▶ **Given task**:
Reproduce the listing verbatim.

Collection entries
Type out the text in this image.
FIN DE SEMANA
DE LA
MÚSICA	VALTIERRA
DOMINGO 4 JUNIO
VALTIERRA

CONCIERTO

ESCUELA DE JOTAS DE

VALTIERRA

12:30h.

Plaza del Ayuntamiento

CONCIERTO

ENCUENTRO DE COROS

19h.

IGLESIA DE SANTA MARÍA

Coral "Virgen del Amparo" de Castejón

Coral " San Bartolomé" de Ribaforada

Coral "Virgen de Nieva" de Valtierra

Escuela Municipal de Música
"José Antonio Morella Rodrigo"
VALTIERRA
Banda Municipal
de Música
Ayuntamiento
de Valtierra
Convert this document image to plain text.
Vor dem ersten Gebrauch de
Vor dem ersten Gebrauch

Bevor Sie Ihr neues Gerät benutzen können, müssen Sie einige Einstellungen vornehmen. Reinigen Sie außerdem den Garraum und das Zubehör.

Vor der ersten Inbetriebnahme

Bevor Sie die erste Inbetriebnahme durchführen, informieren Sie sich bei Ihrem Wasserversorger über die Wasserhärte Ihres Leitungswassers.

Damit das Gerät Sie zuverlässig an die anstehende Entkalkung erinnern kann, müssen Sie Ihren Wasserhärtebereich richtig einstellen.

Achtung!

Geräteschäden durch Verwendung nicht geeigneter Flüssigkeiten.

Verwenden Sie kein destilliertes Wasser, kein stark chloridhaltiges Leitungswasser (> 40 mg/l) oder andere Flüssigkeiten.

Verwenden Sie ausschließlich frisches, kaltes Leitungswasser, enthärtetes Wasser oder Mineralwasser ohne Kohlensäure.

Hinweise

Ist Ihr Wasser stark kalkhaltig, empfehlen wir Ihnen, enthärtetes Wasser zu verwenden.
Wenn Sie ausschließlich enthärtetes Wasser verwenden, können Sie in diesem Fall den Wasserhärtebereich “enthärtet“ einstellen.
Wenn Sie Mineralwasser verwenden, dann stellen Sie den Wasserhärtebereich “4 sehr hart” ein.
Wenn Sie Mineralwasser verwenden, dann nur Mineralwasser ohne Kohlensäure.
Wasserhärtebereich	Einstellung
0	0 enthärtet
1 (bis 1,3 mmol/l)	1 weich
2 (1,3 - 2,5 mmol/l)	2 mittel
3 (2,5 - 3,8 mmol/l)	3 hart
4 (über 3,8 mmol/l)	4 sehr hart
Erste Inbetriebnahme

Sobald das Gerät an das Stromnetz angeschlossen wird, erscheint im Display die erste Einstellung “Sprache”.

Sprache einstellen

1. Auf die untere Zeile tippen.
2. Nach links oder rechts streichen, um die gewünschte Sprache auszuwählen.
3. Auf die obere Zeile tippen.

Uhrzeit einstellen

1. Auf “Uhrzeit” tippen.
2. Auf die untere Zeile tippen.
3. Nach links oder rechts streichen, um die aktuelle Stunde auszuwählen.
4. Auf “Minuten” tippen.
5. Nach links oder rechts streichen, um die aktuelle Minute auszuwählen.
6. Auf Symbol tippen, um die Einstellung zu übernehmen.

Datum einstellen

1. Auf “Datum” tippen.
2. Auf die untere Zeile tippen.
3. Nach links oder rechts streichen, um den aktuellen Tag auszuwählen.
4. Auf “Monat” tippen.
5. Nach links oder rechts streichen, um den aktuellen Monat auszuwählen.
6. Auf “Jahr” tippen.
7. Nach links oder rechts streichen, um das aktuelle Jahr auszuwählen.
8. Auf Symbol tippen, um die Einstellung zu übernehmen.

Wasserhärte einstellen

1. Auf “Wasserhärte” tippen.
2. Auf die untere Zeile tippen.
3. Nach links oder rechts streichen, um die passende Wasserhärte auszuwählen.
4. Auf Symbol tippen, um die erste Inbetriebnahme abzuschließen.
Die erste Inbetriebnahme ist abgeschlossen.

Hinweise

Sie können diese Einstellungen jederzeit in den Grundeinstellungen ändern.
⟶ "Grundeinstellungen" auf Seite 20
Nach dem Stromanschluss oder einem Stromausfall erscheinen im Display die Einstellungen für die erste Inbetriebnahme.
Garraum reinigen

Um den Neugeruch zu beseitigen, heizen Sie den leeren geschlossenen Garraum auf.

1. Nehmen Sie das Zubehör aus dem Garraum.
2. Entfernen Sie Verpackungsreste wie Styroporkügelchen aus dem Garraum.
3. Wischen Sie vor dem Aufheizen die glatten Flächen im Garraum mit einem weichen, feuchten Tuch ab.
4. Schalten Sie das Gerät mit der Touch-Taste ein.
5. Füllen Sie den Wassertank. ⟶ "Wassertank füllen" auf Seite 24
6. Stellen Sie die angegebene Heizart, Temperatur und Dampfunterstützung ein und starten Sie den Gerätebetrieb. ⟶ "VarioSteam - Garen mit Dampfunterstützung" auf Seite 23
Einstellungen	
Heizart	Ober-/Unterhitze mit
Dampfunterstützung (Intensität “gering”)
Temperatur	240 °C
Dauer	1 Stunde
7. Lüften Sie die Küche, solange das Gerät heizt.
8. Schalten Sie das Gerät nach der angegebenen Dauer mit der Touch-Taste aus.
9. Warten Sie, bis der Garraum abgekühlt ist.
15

▶ **Response below**:
Type out the text in this image.
FIN DE SEMANA
DE LA
MÚSICA	VALTIERRA
DOMINGO 4 JUNIO
VALTIERRA

CONCIERTO

ESCUELA DE JOTAS DE

VALTIERRA

12:30h.

Plaza del Ayuntamiento

CONCIERTO

ENCUENTRO DE COROS

19h.

IGLESIA DE SANTA MARÍA

Coral "Virgen del Amparo" de Castejón

Coral " San Bartolomé" de Ribaforada

Coral "Virgen de Nieva" de Valtierra

Escuela Municipal de Música
"José Antonio Morella Rodrigo"
VALTIERRA
Banda Municipal
de Música
Ayuntamiento
de Valtierra
Convert this document image to plain text.
Vor dem ersten Gebrauch de
Vor dem ersten Gebrauch

Bevor Sie Ihr neues Gerät benutzen können, müssen Sie einige Einstellungen vornehmen. Reinigen Sie außerdem den Garraum und das Zubehör.

Vor der ersten Inbetriebnahme

Bevor Sie die erste Inbetriebnahme durchführen, informieren Sie sich bei Ihrem Wasserversorger über die Wasserhärte Ihres Leitungswassers.

Damit das Gerät Sie zuverlässig an die anstehende Entkalkung erinnern kann, müssen Sie Ihren Wasserhärtebereich richtig einstellen.

Achtung!

Geräteschäden durch Verwendung nicht geeigneter Flüssigkeiten.

Verwenden Sie kein destilliertes Wasser, kein stark chloridhaltiges Leitungswasser (> 40 mg/l) oder andere Flüssigkeiten.

Verwenden Sie ausschließlich frisches, kaltes Leitungswasser, enthärtetes Wasser oder Mineralwasser ohne Kohlensäure.

Hinweise

Ist Ihr Wasser stark kalkhaltig, empfehlen wir Ihnen, enthärtetes Wasser zu verwenden.
Wenn Sie ausschließlich enthärtetes Wasser verwenden, können Sie in diesem Fall den Wasserhärtebereich “enthärtet“ einstellen.
Wenn Sie Mineralwasser verwenden, dann stellen Sie den Wasserhärtebereich “4 sehr hart” ein.
Wenn Sie Mineralwasser verwenden, dann nur Mineralwasser ohne Kohlensäure.
Wasserhärtebereich	Einstellung
0	0 enthärtet
1 (bis 1,3 mmol/l)	1 weich
2 (1,3 - 2,5 mmol/l)	2 mittel
3 (2,5 - 3,8 mmol/l)	3 hart
4 (über 3,8 mmol/l)	4 sehr hart
Erste Inbetriebnahme

Sobald das Gerät an das Stromnetz angeschlossen wird, erscheint im Display die erste Einstellung “Sprache”.

Sprache einstellen

1. Auf die untere Zeile tippen.
2. Nach links oder rechts streichen, um die gewünschte Sprache auszuwählen.
3. Auf die obere Zeile tippen.

Uhrzeit einstellen

1. Auf “Uhrzeit” tippen.
2. Auf die untere Zeile tippen.
3. Nach links oder rechts streichen, um die aktuelle Stunde auszuwählen.
4. Auf “Minuten” tippen.
5. Nach links oder rechts streichen, um die aktuelle Minute auszuwählen.
6. Auf Symbol tippen, um die Einstellung zu übernehmen.

Datum einstellen

1. Auf “Datum” tippen.
2. Auf die untere Zeile tippen.
3. Nach links oder rechts streichen, um den aktuellen Tag auszuwählen.
4. Auf “Monat” tippen.
5. Nach links oder rechts streichen, um den aktuellen Monat auszuwählen.
6. Auf “Jahr” tippen.
7. Nach links oder rechts streichen, um das aktuelle Jahr auszuwählen.
8. Auf Symbol tippen, um die Einstellung zu übernehmen.

Wasserhärte einstellen

1. Auf “Wasserhärte” tippen.
2. Auf die untere Zeile tippen.
3. Nach links oder rechts streichen, um die passende Wasserhärte auszuwählen.
4. Auf Symbol tippen, um die erste Inbetriebnahme abzuschließen.
Die erste Inbetriebnahme ist abgeschlossen.

Hinweise

Sie können diese Einstellungen jederzeit in den Grundeinstellungen ändern.
⟶ "Grundeinstellungen" auf Seite 20
Nach dem Stromanschluss oder einem Stromausfall erscheinen im Display die Einstellungen für die erste Inbetriebnahme.
Garraum reinigen

Um den Neugeruch zu beseitigen, heizen Sie den leeren geschlossenen Garraum auf.

1. Nehmen Sie das Zubehör aus dem Garraum.
2. Entfernen Sie Verpackungsreste wie Styroporkügelchen aus dem Garraum.
3. Wischen Sie vor dem Aufheizen die glatten Flächen im Garraum mit einem weichen, feuchten Tuch ab.
4. Schalten Sie das Gerät mit der Touch-Taste ein.
5. Füllen Sie den Wassertank. ⟶ "Wassertank füllen" auf Seite 24
6. Stellen Sie die angegebene Heizart, Temperatur und Dampfunterstützung ein und starten Sie den Gerätebetrieb. ⟶ "VarioSteam - Garen mit Dampfunterstützung" auf Seite 23
Einstellungen	
Heizart	Ober-/Unterhitze mit
Dampfunterstützung (Intensität “gering”)
Temperatur	240 °C
Dauer	1 Stunde
7. Lüften Sie die Küche, solange das Gerät heizt.
8. Schalten Sie das Gerät nach der angegebenen Dauer mit der Touch-Taste aus.
9. Warten Sie, bis der Garraum abgekühlt ist.
15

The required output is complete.